'''
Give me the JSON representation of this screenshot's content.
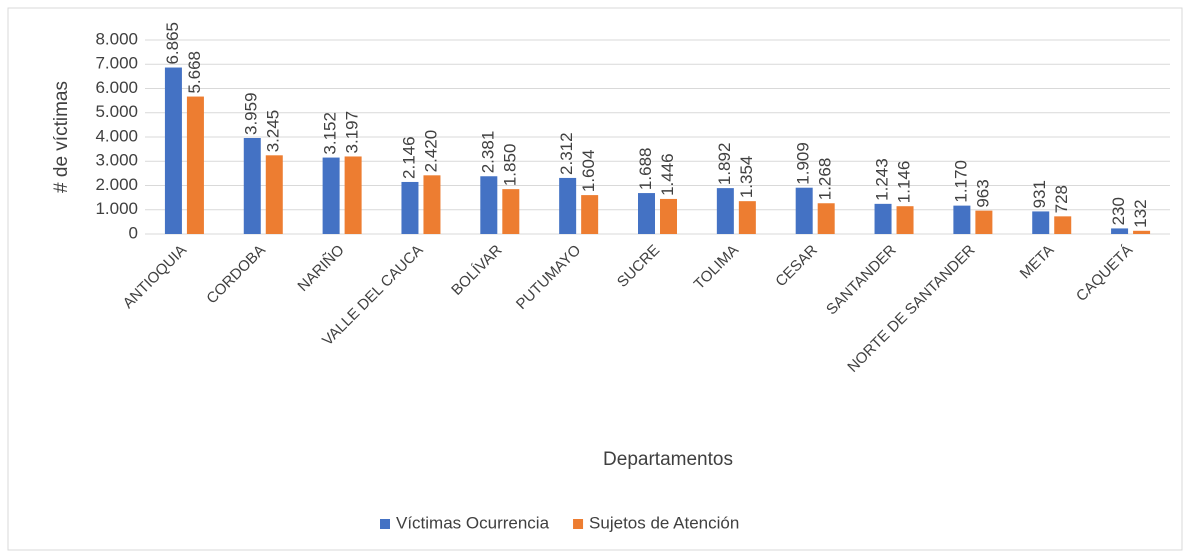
{
  "chart_data": {
    "type": "bar",
    "xlabel": "Departamentos",
    "ylabel": "# de víctimas",
    "categories": [
      "ANTIOQUIA",
      "CORDOBA",
      "NARIÑO",
      "VALLE DEL CAUCA",
      "BOLÍVAR",
      "PUTUMAYO",
      "SUCRE",
      "TOLIMA",
      "CESAR",
      "SANTANDER",
      "NORTE DE SANTANDER",
      "META",
      "CAQUETÁ"
    ],
    "series": [
      {
        "name": "Víctimas Ocurrencia",
        "color": "#4472c4",
        "values": [
          6865,
          3959,
          3152,
          2146,
          2381,
          2312,
          1688,
          1892,
          1909,
          1243,
          1170,
          931,
          230
        ],
        "value_labels": [
          "6.865",
          "3.959",
          "3.152",
          "2.146",
          "2.381",
          "2.312",
          "1.688",
          "1.892",
          "1.909",
          "1.243",
          "1.170",
          "931",
          "230"
        ]
      },
      {
        "name": "Sujetos de Atención",
        "color": "#ed7d31",
        "values": [
          5668,
          3245,
          3197,
          2420,
          1850,
          1604,
          1446,
          1354,
          1268,
          1146,
          963,
          728,
          132
        ],
        "value_labels": [
          "5.668",
          "3.245",
          "3.197",
          "2.420",
          "1.850",
          "1.604",
          "1.446",
          "1.354",
          "1.268",
          "1.146",
          "963",
          "728",
          "132"
        ]
      }
    ],
    "ylim": [
      0,
      8000
    ],
    "yticks": [
      0,
      {
        "value": 1000,
        "label": "1.000"
      },
      {
        "value": 2000,
        "label": "2.000"
      },
      {
        "value": 3000,
        "label": "3.000"
      },
      {
        "value": 4000,
        "label": "4.000"
      },
      {
        "value": 5000,
        "label": "5.000"
      },
      {
        "value": 6000,
        "label": "6.000"
      },
      {
        "value": 7000,
        "label": "7.000"
      },
      {
        "value": 8000,
        "label": "8.000"
      }
    ],
    "grid": true,
    "legend": "bottom"
  }
}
'''
Retype the whole listing, keeping every line identical and omitting all pictures.

Give me the JSON representation of this screenshot's content.
{
  "chart_data": {
    "type": "bar",
    "xlabel": "Departamentos",
    "ylabel": "# de víctimas",
    "categories": [
      "ANTIOQUIA",
      "CORDOBA",
      "NARIÑO",
      "VALLE DEL CAUCA",
      "BOLÍVAR",
      "PUTUMAYO",
      "SUCRE",
      "TOLIMA",
      "CESAR",
      "SANTANDER",
      "NORTE DE SANTANDER",
      "META",
      "CAQUETÁ"
    ],
    "series": [
      {
        "name": "Víctimas Ocurrencia",
        "color": "#4472c4",
        "values": [
          6865,
          3959,
          3152,
          2146,
          2381,
          2312,
          1688,
          1892,
          1909,
          1243,
          1170,
          931,
          230
        ],
        "value_labels": [
          "6.865",
          "3.959",
          "3.152",
          "2.146",
          "2.381",
          "2.312",
          "1.688",
          "1.892",
          "1.909",
          "1.243",
          "1.170",
          "931",
          "230"
        ]
      },
      {
        "name": "Sujetos de Atención",
        "color": "#ed7d31",
        "values": [
          5668,
          3245,
          3197,
          2420,
          1850,
          1604,
          1446,
          1354,
          1268,
          1146,
          963,
          728,
          132
        ],
        "value_labels": [
          "5.668",
          "3.245",
          "3.197",
          "2.420",
          "1.850",
          "1.604",
          "1.446",
          "1.354",
          "1.268",
          "1.146",
          "963",
          "728",
          "132"
        ]
      }
    ],
    "ylim": [
      0,
      8000
    ],
    "yticks": [
      0,
      {
        "value": 1000,
        "label": "1.000"
      },
      {
        "value": 2000,
        "label": "2.000"
      },
      {
        "value": 3000,
        "label": "3.000"
      },
      {
        "value": 4000,
        "label": "4.000"
      },
      {
        "value": 5000,
        "label": "5.000"
      },
      {
        "value": 6000,
        "label": "6.000"
      },
      {
        "value": 7000,
        "label": "7.000"
      },
      {
        "value": 8000,
        "label": "8.000"
      }
    ],
    "grid": true,
    "legend": "bottom"
  }
}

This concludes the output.